### Assigned task 1
For each statement below, decide whether it agrees with the passage on physician-assisted suicide. Answer yes or no, and quote the deciding words of the passage exactly.
(a) Physician-assisted suicide has been legal in Oregon since 1997.
(b) The task force's 2003 report found physician-assisted suicide compatible with Judaism.
(c) Cahana considers it his job to change a family's decision.
### Assigned task 2
Duplicate, word for word, the portion of the passage on physician-assisted suicide between "The task force also" and "of cost-saving measures.", inclusive.

With regard to Brittany Maynard’s decision to end her life, Reisner, who admitted he had not seen her videos, said, “Jewish thought would question the dignity of acting in disregard of God’s image and command. Likewise her concern for the suffering of her parents is laudable, but she cannot know if the choice to die sooner, though less impaired, is in fact the kinder choice for her parents, and even they may not know. We are encouraged to leave those calculations to God.”
Prior to moving to Oregon, where physician-assisted suicide has been legal since 1997, Reform Rabbi Michael Z. Cahana, senior rabbi at Congregation Beth Israel in Portland, served as chair of the Central Conference of American Rabbis’ Task Force on Physician Assisted Suicide. The committee’s purpose was to revisit the Reform Movement’s responsa on this issue, through the lens of “modern moral thinking,” he said.
“Our conclusion was that we didn’t differ from the responsa,” said Cahana. The task force concluded in its 2003 report that physician-assisted suicide was not compatible with Judaism and that proper palliative care could diminish a terminally ill patient’s desire to end his or her life.
The task force also raised the question if voluntary euthanasia could become involuntary in a public health environment conscious of cost-saving measures.
In language almost identical to that of Breitowitz’s, Cahana said, “Obviously, we have great compassion for those in pain, and we do everything we can to mitigate pain. But we don’t believe in suicide as a way of avoiding pain. Some of what we do to mitigate pain, [certain drugs, for example,] may lead to a lesser life span, but that is not the same thing as physician-assisted suicide.
“The Jewish perspective,” he continued, “is that life is valuable even if the person doesn’t believe it. We’re saying, ‘We still value you as a person even if the doctor says you have six months to live.’ ”
While Cahana’s congregation is located in Oregon, he maintained that his opposition to euthanasia does not present a conflict in his work with congregants. Cahana said that although he and others may not choose to take advantage of the law, he does not stand in judgment of those who do choose to exercise their legal rights.
“I have been in the position of helping people in this situation,” he said. “Mostly, I am not being asked my opinion. What is important is that the family agrees, that it is not causing guilt and pain. It is not my job to change their decision. My role at that time is to help people in pain.”

### Data section
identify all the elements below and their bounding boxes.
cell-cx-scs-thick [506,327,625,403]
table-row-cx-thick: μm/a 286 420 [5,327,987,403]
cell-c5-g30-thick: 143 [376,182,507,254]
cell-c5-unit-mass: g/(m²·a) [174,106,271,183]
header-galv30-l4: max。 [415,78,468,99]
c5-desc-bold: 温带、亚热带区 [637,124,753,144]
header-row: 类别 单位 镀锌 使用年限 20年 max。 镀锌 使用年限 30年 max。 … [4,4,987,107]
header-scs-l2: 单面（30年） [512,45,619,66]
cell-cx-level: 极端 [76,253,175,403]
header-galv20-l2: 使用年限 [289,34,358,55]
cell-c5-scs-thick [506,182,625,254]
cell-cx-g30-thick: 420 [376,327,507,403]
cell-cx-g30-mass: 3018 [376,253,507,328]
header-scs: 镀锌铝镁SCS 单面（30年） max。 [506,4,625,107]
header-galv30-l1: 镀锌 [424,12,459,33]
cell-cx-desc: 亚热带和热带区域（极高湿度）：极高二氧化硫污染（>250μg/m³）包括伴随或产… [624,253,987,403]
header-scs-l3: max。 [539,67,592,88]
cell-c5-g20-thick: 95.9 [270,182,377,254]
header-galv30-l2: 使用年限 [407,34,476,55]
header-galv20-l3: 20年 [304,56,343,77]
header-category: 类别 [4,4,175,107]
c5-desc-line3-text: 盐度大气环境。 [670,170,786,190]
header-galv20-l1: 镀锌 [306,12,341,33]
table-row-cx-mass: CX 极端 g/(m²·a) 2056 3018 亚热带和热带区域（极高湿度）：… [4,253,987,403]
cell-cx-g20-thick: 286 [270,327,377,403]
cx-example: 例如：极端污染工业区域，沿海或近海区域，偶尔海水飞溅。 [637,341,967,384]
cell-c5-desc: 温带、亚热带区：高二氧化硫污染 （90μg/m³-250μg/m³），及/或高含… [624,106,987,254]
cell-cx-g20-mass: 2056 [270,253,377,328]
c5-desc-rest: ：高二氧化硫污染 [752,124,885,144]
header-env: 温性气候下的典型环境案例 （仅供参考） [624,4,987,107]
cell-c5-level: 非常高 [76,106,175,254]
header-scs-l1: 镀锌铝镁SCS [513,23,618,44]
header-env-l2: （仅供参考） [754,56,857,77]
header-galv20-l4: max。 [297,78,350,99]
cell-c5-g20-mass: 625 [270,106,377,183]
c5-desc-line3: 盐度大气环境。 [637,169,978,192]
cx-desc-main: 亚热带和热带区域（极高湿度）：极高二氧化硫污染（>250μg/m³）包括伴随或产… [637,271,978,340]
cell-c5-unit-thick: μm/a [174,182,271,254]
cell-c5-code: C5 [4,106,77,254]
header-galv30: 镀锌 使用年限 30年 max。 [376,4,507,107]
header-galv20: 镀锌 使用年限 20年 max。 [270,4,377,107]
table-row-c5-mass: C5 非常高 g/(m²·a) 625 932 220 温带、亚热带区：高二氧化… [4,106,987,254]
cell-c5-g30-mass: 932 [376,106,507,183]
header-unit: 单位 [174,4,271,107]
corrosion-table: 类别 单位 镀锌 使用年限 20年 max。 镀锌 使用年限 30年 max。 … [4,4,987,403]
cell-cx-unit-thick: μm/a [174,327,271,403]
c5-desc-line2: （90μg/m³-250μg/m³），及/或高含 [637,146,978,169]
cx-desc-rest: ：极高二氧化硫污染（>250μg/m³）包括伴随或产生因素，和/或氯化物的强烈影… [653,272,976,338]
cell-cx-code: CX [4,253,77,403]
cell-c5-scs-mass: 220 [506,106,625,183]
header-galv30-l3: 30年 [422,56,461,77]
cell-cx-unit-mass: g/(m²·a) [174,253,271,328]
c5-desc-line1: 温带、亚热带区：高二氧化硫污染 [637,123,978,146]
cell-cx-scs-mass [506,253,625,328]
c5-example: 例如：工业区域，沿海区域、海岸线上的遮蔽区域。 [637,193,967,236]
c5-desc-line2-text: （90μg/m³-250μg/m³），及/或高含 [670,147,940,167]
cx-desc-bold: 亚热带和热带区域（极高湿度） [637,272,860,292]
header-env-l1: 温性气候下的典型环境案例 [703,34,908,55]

### Written answer 1
(a) Yes: "where physician-assisted suicide has been legal since 1997"
(b) No: "physician-assisted suicide was not compatible with Judaism"
(c) No: "It is not my job to change their decision."

### Written answer 2
The task force also raised the question if voluntary euthanasia could become involuntary in a public health environment conscious of cost-saving measures.